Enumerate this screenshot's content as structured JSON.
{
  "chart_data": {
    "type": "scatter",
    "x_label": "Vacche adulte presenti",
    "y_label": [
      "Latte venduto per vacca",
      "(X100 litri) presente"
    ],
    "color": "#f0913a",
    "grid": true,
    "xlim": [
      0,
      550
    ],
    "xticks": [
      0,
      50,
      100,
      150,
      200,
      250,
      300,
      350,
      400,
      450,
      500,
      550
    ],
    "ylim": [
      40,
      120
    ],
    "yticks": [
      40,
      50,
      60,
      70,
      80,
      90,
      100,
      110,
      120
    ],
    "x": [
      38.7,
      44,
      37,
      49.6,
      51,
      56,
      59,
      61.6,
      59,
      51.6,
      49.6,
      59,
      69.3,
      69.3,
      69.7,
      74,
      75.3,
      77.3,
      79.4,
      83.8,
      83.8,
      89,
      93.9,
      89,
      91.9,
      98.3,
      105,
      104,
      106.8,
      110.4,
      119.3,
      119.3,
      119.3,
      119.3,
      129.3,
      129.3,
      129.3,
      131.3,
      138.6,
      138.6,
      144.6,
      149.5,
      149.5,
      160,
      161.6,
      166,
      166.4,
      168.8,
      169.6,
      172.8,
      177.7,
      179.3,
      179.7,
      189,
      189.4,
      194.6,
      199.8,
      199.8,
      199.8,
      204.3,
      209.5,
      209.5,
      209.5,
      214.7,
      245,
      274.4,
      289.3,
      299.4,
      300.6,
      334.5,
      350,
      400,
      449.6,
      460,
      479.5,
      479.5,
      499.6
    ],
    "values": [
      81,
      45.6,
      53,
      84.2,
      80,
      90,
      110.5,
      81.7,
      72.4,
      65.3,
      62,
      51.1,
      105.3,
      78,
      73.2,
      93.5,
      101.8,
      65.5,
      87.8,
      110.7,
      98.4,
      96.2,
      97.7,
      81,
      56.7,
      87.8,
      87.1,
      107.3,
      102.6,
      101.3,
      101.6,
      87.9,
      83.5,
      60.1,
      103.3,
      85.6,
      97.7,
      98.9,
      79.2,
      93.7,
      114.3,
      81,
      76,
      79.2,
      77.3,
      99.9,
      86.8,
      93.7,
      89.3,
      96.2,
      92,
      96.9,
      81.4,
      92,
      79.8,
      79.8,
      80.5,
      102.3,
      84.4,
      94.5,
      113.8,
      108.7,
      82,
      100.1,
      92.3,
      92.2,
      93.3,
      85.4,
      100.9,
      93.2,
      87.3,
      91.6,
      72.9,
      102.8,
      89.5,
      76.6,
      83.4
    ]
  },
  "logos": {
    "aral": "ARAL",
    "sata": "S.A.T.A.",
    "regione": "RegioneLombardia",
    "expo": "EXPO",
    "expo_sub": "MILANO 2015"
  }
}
---------------
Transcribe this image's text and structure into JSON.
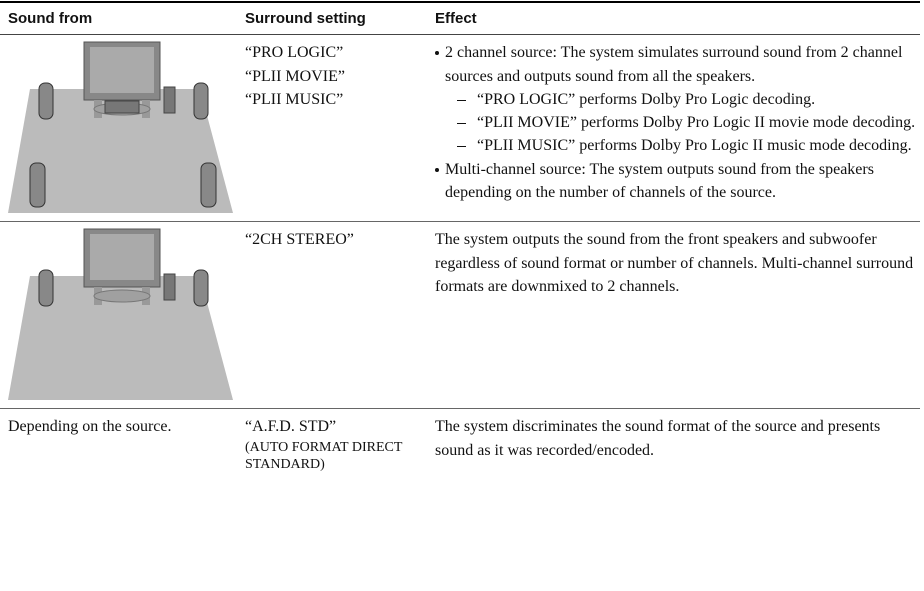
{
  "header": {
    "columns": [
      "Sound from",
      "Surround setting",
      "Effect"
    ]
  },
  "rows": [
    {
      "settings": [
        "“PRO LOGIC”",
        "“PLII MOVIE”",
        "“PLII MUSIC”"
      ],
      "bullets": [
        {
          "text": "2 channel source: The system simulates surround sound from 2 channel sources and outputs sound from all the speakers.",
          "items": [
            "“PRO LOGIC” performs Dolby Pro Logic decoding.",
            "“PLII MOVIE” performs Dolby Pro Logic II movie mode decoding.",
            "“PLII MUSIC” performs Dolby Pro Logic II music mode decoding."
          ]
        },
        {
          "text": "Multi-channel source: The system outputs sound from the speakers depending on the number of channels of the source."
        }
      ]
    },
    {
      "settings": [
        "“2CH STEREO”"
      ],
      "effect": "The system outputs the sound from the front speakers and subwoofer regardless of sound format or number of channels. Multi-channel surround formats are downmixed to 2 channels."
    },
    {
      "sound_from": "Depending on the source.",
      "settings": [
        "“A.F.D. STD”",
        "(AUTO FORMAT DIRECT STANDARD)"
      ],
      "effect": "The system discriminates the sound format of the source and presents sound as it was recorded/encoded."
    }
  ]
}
---------------
Task -> Lines containing the string "source" are to be selected and copied.

Finished task ->
          "text": "2 channel source: The system simulates surround sound from 2 channel sources and outputs sound from all the speakers.",
          "text": "Multi-channel source: The system outputs sound from the speakers depending on the number of channels of the source."
      "sound_from": "Depending on the source.",
      "effect": "The system discriminates the sound format of the source and presents sound as it was recorded/encoded."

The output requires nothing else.